### ROWS
═══

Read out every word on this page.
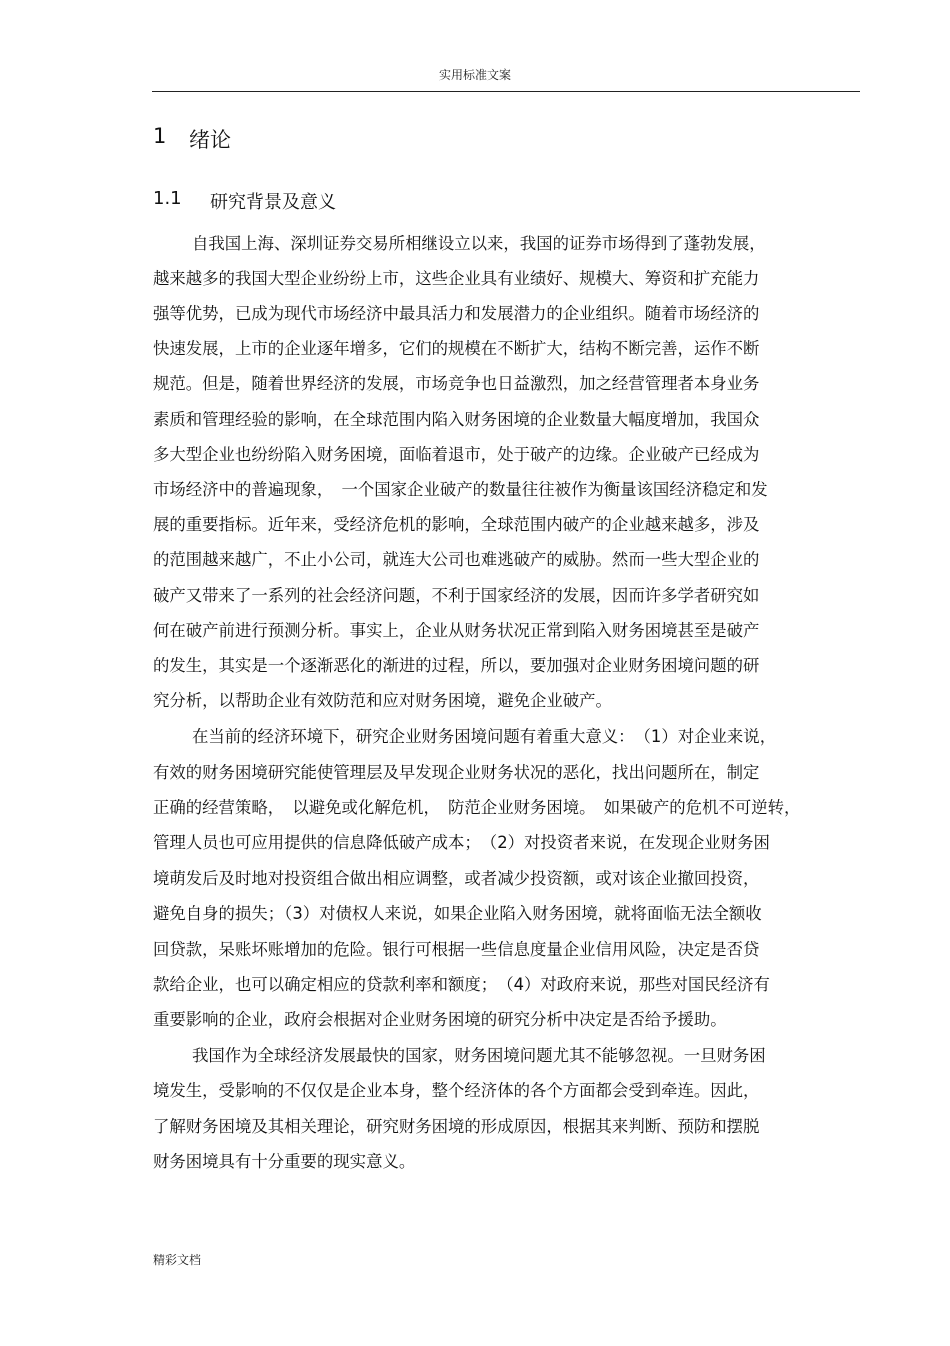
实用标准文案
1 绪论
1.1 研究背景及意义
自我国上海、深圳证券交易所相继设立以来，我国的证券市场得到了蓬勃发展，
越来越多的我国大型企业纷纷上市，这些企业具有业绩好、规模大、筹资和扩充能力
强等优势，已成为现代市场经济中最具活力和发展潜力的企业组织。随着市场经济的
快速发展，上市的企业逐年增多，它们的规模在不断扩大，结构不断完善，运作不断
规范。但是，随着世界经济的发展，市场竞争也日益激烈，加之经营管理者本身业务
素质和管理经验的影响，在全球范围内陷入财务困境的企业数量大幅度增加，我国众
多大型企业也纷纷陷入财务困境，面临着退市，处于破产的边缘。企业破产已经成为
市场经济中的普遍现象，　一个国家企业破产的数量往往被作为衡量该国经济稳定和发
展的重要指标。近年来，受经济危机的影响，全球范围内破产的企业越来越多，涉及
的范围越来越广，不止小公司，就连大公司也难逃破产的威胁。然而一些大型企业的
破产又带来了一系列的社会经济问题，不利于国家经济的发展，因而许多学者研究如
何在破产前进行预测分析。事实上，企业从财务状况正常到陷入财务困境甚至是破产
的发生，其实是一个逐渐恶化的渐进的过程，所以，要加强对企业财务困境问题的研
究分析，以帮助企业有效防范和应对财务困境，避免企业破产。
在当前的经济环境下，研究企业财务困境问题有着重大意义：　（1）对企业来说，
有效的财务困境研究能使管理层及早发现企业财务状况的恶化，找出问题所在，制定
正确的经营策略，　以避免或化解危机，　防范企业财务困境。　如果破产的危机不可逆转，
管理人员也可应用提供的信息降低破产成本；　（2）对投资者来说，在发现企业财务困
境萌发后及时地对投资组合做出相应调整，或者减少投资额，或对该企业撤回投资，
避免自身的损失；（3）对债权人来说，如果企业陷入财务困境，就将面临无法全额收
回贷款，呆账坏账增加的危险。银行可根据一些信息度量企业信用风险，决定是否贷
款给企业，也可以确定相应的贷款利率和额度；　（4）对政府来说，那些对国民经济有
重要影响的企业，政府会根据对企业财务困境的研究分析中决定是否给予援助。
我国作为全球经济发展最快的国家，财务困境问题尤其不能够忽视。一旦财务困
境发生，受影响的不仅仅是企业本身，整个经济体的各个方面都会受到牵连。因此，
了解财务困境及其相关理论，研究财务困境的形成原因，根据其来判断、预防和摆脱
财务困境具有十分重要的现实意义。
精彩文档
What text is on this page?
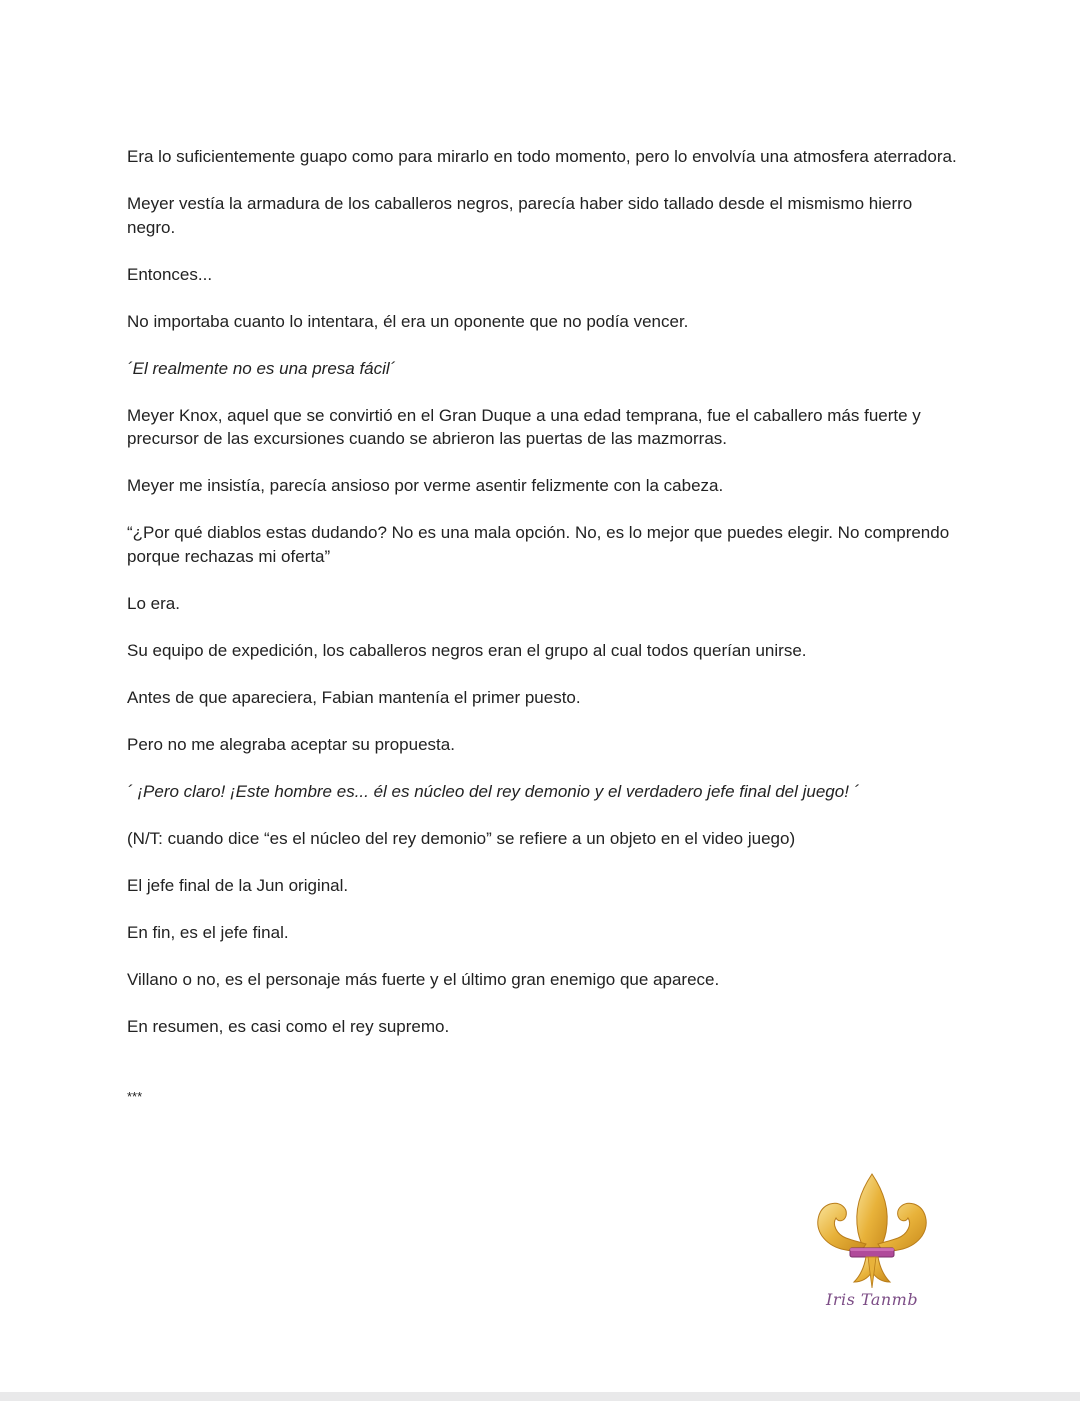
Era lo suficientemente guapo como para mirarlo en todo momento, pero lo envolvía una atmosfera aterradora.

Meyer vestía la armadura de los caballeros negros, parecía haber sido tallado desde el mismismo hierro negro.

Entonces...

No importaba cuanto lo intentara, él era un oponente que no podía vencer.

´El realmente no es una presa fácil´

Meyer Knox, aquel que se convirtió en el Gran Duque a una edad temprana, fue el caballero más fuerte y precursor de las excursiones cuando se abrieron las puertas de las mazmorras.

Meyer me insistía, parecía ansioso por verme asentir felizmente con la cabeza.

“¿Por qué diablos estas dudando? No es una mala opción. No, es lo mejor que puedes elegir. No comprendo porque rechazas mi oferta”

Lo era.

Su equipo de expedición, los caballeros negros eran el grupo al cual todos querían unirse.

Antes de que apareciera, Fabian mantenía el primer puesto.

Pero no me alegraba aceptar su propuesta.

´ ¡Pero claro! ¡Este hombre es... él es núcleo del rey demonio y el verdadero jefe final del juego! ´

(N/T: cuando dice “es el núcleo del rey demonio” se refiere a un objeto en el video juego)

El jefe final de la Jun original.

En fin, es el jefe final.

Villano o no, es el personaje más fuerte y el último gran enemigo que aparece.

En resumen, es casi como el rey supremo.

***

Iris Tanmb
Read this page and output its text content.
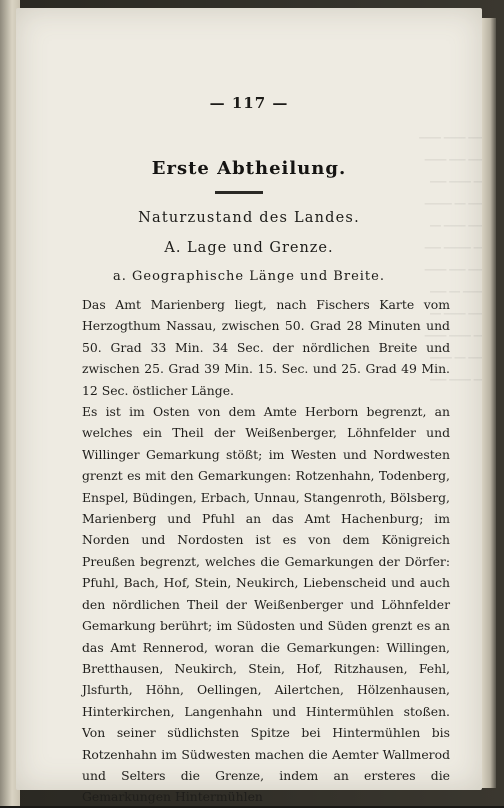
──── ──── ────
──── ─── ────
─── ──── ───
──── ── ─────
──── ──── ──
─── ───── ───
──── ─── ────
───── ── ───
──── ──── ──
─── ──── ────
──── ── ────
─── ──── ───
— 117 —
Erste Abtheilung.
Naturzustand des Landes.
A. Lage und Grenze.
a. Geographische Länge und Breite.

Das Amt Marienberg liegt, nach Fischers Karte vom Herzogthum Nassau, zwischen 50. Grad 28 Minuten und 50. Grad 33 Min. 34 Sec. der nördlichen Breite und zwischen 25. Grad 39 Min. 15. Sec. und 25. Grad 49 Min. 12 Sec. östlicher Länge.

Es ist im Osten von dem Amte Herborn begrenzt, an welches ein Theil der Weißenberger, Löhnfelder und Willinger Gemarkung stößt; im Westen und Nordwesten grenzt es mit den Gemarkungen: Rotzenhahn, Todenberg, Enspel, Büdingen, Erbach, Unnau, Stangenroth, Bölsberg, Marienberg und Pfuhl an das Amt Hachenburg; im Norden und Nordosten ist es von dem Königreich Preußen begrenzt, welches die Gemarkungen der Dörfer: Pfuhl, Bach, Hof, Stein, Neukirch, Liebenscheid und auch den nördlichen Theil der Weißenberger und Löhnfelder Gemarkung berührt; im Südosten und Süden grenzt es an das Amt Rennerod, woran die Gemarkungen: Willingen, Bretthausen, Neukirch, Stein, Hof, Ritzhausen, Fehl, Jlsfurth, Höhn, Oellingen, Ailertchen, Hölzenhausen, Hinterkirchen, Langenhahn und Hintermühlen stoßen. Von seiner südlichsten Spitze bei Hintermühlen bis Rotzenhahn im Südwesten machen die Aemter Wallmerod und Selters die Grenze, indem an ersteres die Gemarkungen Hintermühlen
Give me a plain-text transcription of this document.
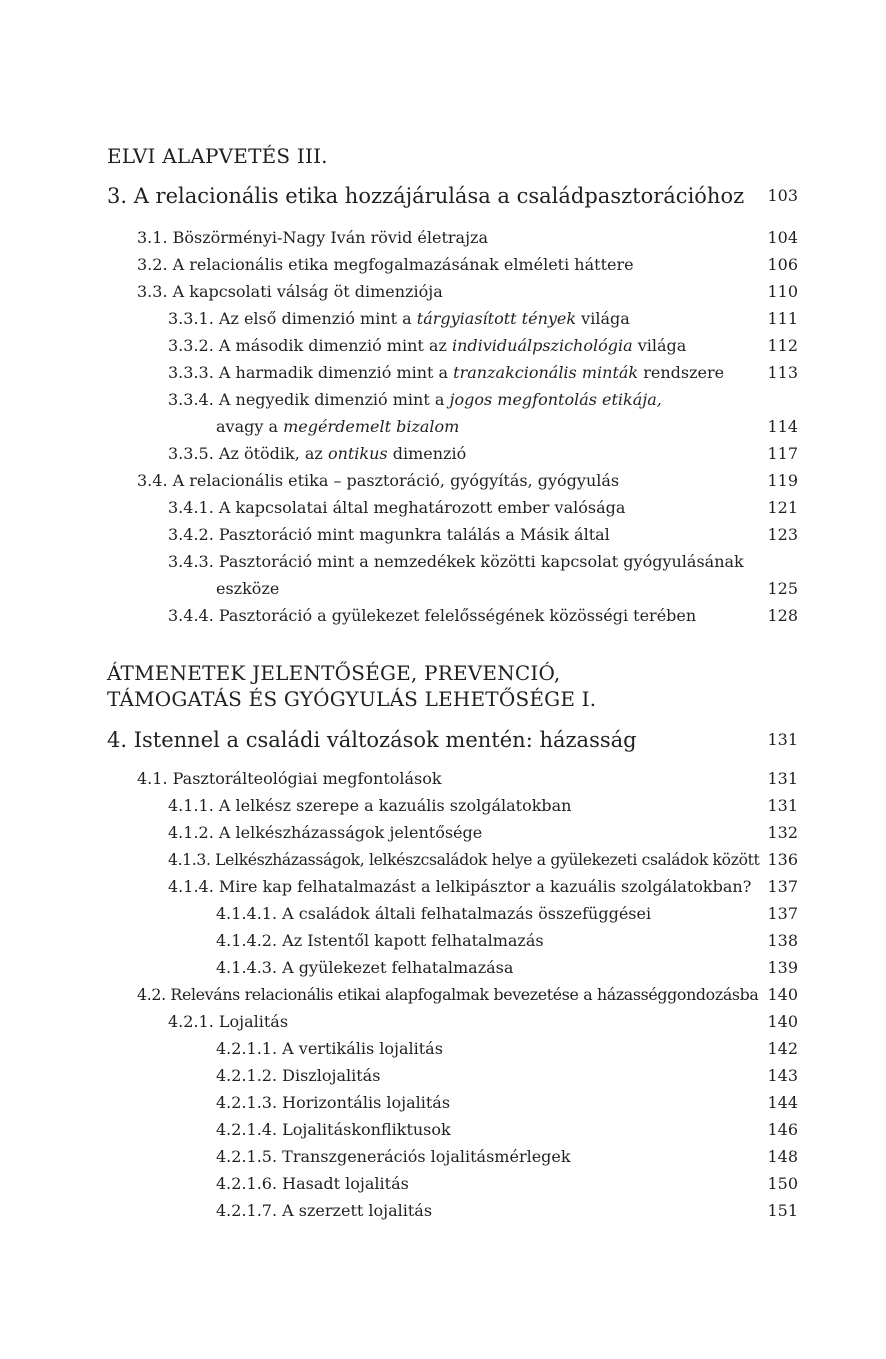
ELVI ALAPVETÉS III.
3. A relacionális etika hozzájárulása a családpasztorációhoz 103
3.1. Böszörményi-Nagy Iván rövid életrajza	104
3.2. A relacionális etika megfogalmazásának elméleti háttere	106
3.3. A kapcsolati válság öt dimenziója	110
3.3.1. Az első dimenzió mint a tárgyiasított tények világa	111
3.3.2. A második dimenzió mint az individuálpszichológia világa	112
3.3.3. A harmadik dimenzió mint a tranzakcionális minták rendszere	113
3.3.4. A negyedik dimenzió mint a jogos megfontolás etikája,
avagy a megérdemelt bizalom	114
3.3.5. Az ötödik, az ontikus dimenzió	117
3.4. A relacionális etika – pasztoráció, gyógyítás, gyógyulás	119
3.4.1. A kapcsolatai által meghatározott ember valósága	121
3.4.2. Pasztoráció mint magunkra találás a Másik által	123
3.4.3. Pasztoráció mint a nemzedékek közötti kapcsolat gyógyulásának
eszköze	125
3.4.4. Pasztoráció a gyülekezet felelősségének közösségi terében	128
ÁTMENETEK JELENTŐSÉGE, PREVENCIÓ,
TÁMOGATÁS ÉS GYÓGYULÁS LEHETŐSÉGE I.
4. Istennel a családi változások mentén: házasság	131
4.1. Pasztorálteológiai megfontolások	131
4.1.1. A lelkész szerepe a kazuális szolgálatokban	131
4.1.2. A lelkészházasságok jelentősége	132
4.1.3. Lelkészházasságok, lelkészcsaládok helye a gyülekezeti családok között 136
4.1.4. Mire kap felhatalmazást a lelkipásztor a kazuális szolgálatokban? 137
4.1.4.1. A családok általi felhatalmazás összefüggései	137
4.1.4.2. Az Istentől kapott felhatalmazás	138
4.1.4.3. A gyülekezet felhatalmazása	139
4.2. Releváns relacionális etikai alapfogalmak bevezetése a házasséggondozásba 140
4.2.1. Lojalitás	140
4.2.1.1. A vertikális lojalitás	142
4.2.1.2. Diszlojalitás	143
4.2.1.3. Horizontális lojalitás	144
4.2.1.4. Lojalitáskonfliktusok	146
4.2.1.5. Transzgenerációs lojalitásmérlegek	148
4.2.1.6. Hasadt lojalitás	150
4.2.1.7. A szerzett lojalitás	151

═══

Copy all the lines of data exactly as they appear, dropping any images.

Read out every word on this page.
实用标准文案
1 绪论
1.1 研究背景及意义
自我国上海、深圳证券交易所相继设立以来，我国的证券市场得到了蓬勃发展，
越来越多的我国大型企业纷纷上市，这些企业具有业绩好、规模大、筹资和扩充能力
强等优势，已成为现代市场经济中最具活力和发展潜力的企业组织。随着市场经济的
快速发展，上市的企业逐年增多，它们的规模在不断扩大，结构不断完善，运作不断
规范。但是，随着世界经济的发展，市场竞争也日益激烈，加之经营管理者本身业务
素质和管理经验的影响，在全球范围内陷入财务困境的企业数量大幅度增加，我国众
多大型企业也纷纷陷入财务困境，面临着退市，处于破产的边缘。企业破产已经成为
市场经济中的普遍现象，　一个国家企业破产的数量往往被作为衡量该国经济稳定和发
展的重要指标。近年来，受经济危机的影响，全球范围内破产的企业越来越多，涉及
的范围越来越广，不止小公司，就连大公司也难逃破产的威胁。然而一些大型企业的
破产又带来了一系列的社会经济问题，不利于国家经济的发展，因而许多学者研究如
何在破产前进行预测分析。事实上，企业从财务状况正常到陷入财务困境甚至是破产
的发生，其实是一个逐渐恶化的渐进的过程，所以，要加强对企业财务困境问题的研
究分析，以帮助企业有效防范和应对财务困境，避免企业破产。
在当前的经济环境下，研究企业财务困境问题有着重大意义：　（1）对企业来说，
有效的财务困境研究能使管理层及早发现企业财务状况的恶化，找出问题所在，制定
正确的经营策略，　以避免或化解危机，　防范企业财务困境。　如果破产的危机不可逆转，
管理人员也可应用提供的信息降低破产成本；　（2）对投资者来说，在发现企业财务困
境萌发后及时地对投资组合做出相应调整，或者减少投资额，或对该企业撤回投资，
避免自身的损失；（3）对债权人来说，如果企业陷入财务困境，就将面临无法全额收
回贷款，呆账坏账增加的危险。银行可根据一些信息度量企业信用风险，决定是否贷
款给企业，也可以确定相应的贷款利率和额度；　（4）对政府来说，那些对国民经济有
重要影响的企业，政府会根据对企业财务困境的研究分析中决定是否给予援助。
我国作为全球经济发展最快的国家，财务困境问题尤其不能够忽视。一旦财务困
境发生，受影响的不仅仅是企业本身，整个经济体的各个方面都会受到牵连。因此，
了解财务困境及其相关理论，研究财务困境的形成原因，根据其来判断、预防和摆脱
财务困境具有十分重要的现实意义。
精彩文档
What text is on this page?
Era lo suficientemente guapo como para mirarlo en todo momento, pero lo envolvía una atmosfera aterradora.

Meyer vestía la armadura de los caballeros negros, parecía haber sido tallado desde el mismismo hierro negro.

Entonces...

No importaba cuanto lo intentara, él era un oponente que no podía vencer.

´El realmente no es una presa fácil´

Meyer Knox, aquel que se convirtió en el Gran Duque a una edad temprana, fue el caballero más fuerte y precursor de las excursiones cuando se abrieron las puertas de las mazmorras.

Meyer me insistía, parecía ansioso por verme asentir felizmente con la cabeza.

“¿Por qué diablos estas dudando? No es una mala opción. No, es lo mejor que puedes elegir. No comprendo porque rechazas mi oferta”

Lo era.

Su equipo de expedición, los caballeros negros eran el grupo al cual todos querían unirse.

Antes de que apareciera, Fabian mantenía el primer puesto.

Pero no me alegraba aceptar su propuesta.

´ ¡Pero claro! ¡Este hombre es... él es núcleo del rey demonio y el verdadero jefe final del juego! ´

(N/T: cuando dice “es el núcleo del rey demonio” se refiere a un objeto en el video juego)

El jefe final de la Jun original.

En fin, es el jefe final.

Villano o no, es el personaje más fuerte y el último gran enemigo que aparece.

En resumen, es casi como el rey supremo.

***

Iris Tanmb
Read this page and output its text content.
──── ──── ────
──── ─── ────
─── ──── ───
──── ── ─────
──── ──── ──
─── ───── ───
──── ─── ────
───── ── ───
──── ──── ──
─── ──── ────
──── ── ────
─── ──── ───
— 117 —
Erste Abtheilung.
Naturzustand des Landes.
A. Lage und Grenze.
a. Geographische Länge und Breite.

Das Amt Marienberg liegt, nach Fischers Karte vom Herzogthum Nassau, zwischen 50. Grad 28 Minuten und 50. Grad 33 Min. 34 Sec. der nördlichen Breite und zwischen 25. Grad 39 Min. 15. Sec. und 25. Grad 49 Min. 12 Sec. östlicher Länge.

Es ist im Osten von dem Amte Herborn begrenzt, an welches ein Theil der Weißenberger, Löhnfelder und Willinger Gemarkung stößt; im Westen und Nordwesten grenzt es mit den Gemarkungen: Rotzenhahn, Todenberg, Enspel, Büdingen, Erbach, Unnau, Stangenroth, Bölsberg, Marienberg und Pfuhl an das Amt Hachenburg; im Norden und Nordosten ist es von dem Königreich Preußen begrenzt, welches die Gemarkungen der Dörfer: Pfuhl, Bach, Hof, Stein, Neukirch, Liebenscheid und auch den nördlichen Theil der Weißenberger und Löhnfelder Gemarkung berührt; im Südosten und Süden grenzt es an das Amt Rennerod, woran die Gemarkungen: Willingen, Bretthausen, Neukirch, Stein, Hof, Ritzhausen, Fehl, Jlsfurth, Höhn, Oellingen, Ailertchen, Hölzenhausen, Hinterkirchen, Langenhahn und Hintermühlen stoßen. Von seiner südlichsten Spitze bei Hintermühlen bis Rotzenhahn im Südwesten machen die Aemter Wallmerod und Selters die Grenze, indem an ersteres die Gemarkungen Hintermühlen
Give me a plain-text transcription of this document.
ELVI ALAPVETÉS III.
3. A relacionális etika hozzájárulása a családpasztorációhoz 103
3.1. Böszörményi-Nagy Iván rövid életrajza	104
3.2. A relacionális etika megfogalmazásának elméleti háttere	106
3.3. A kapcsolati válság öt dimenziója	110
3.3.1. Az első dimenzió mint a tárgyiasított tények világa	111
3.3.2. A második dimenzió mint az individuálpszichológia világa	112
3.3.3. A harmadik dimenzió mint a tranzakcionális minták rendszere	113
3.3.4. A negyedik dimenzió mint a jogos megfontolás etikája,
avagy a megérdemelt bizalom	114
3.3.5. Az ötödik, az ontikus dimenzió	117
3.4. A relacionális etika – pasztoráció, gyógyítás, gyógyulás	119
3.4.1. A kapcsolatai által meghatározott ember valósága	121
3.4.2. Pasztoráció mint magunkra találás a Másik által	123
3.4.3. Pasztoráció mint a nemzedékek közötti kapcsolat gyógyulásának
eszköze	125
3.4.4. Pasztoráció a gyülekezet felelősségének közösségi terében	128
ÁTMENETEK JELENTŐSÉGE, PREVENCIÓ,
TÁMOGATÁS ÉS GYÓGYULÁS LEHETŐSÉGE I.
4. Istennel a családi változások mentén: házasság	131
4.1. Pasztorálteológiai megfontolások	131
4.1.1. A lelkész szerepe a kazuális szolgálatokban	131
4.1.2. A lelkészházasságok jelentősége	132
4.1.3. Lelkészházasságok, lelkészcsaládok helye a gyülekezeti családok között 136
4.1.4. Mire kap felhatalmazást a lelkipásztor a kazuális szolgálatokban? 137
4.1.4.1. A családok általi felhatalmazás összefüggései	137
4.1.4.2. Az Istentől kapott felhatalmazás	138
4.1.4.3. A gyülekezet felhatalmazása	139
4.2. Releváns relacionális etikai alapfogalmak bevezetése a házasséggondozásba 140
4.2.1. Lojalitás	140
4.2.1.1. A vertikális lojalitás	142
4.2.1.2. Diszlojalitás	143
4.2.1.3. Horizontális lojalitás	144
4.2.1.4. Lojalitáskonfliktusok	146
4.2.1.5. Transzgenerációs lojalitásmérlegek	148
4.2.1.6. Hasadt lojalitás	150
4.2.1.7. A szerzett lojalitás	151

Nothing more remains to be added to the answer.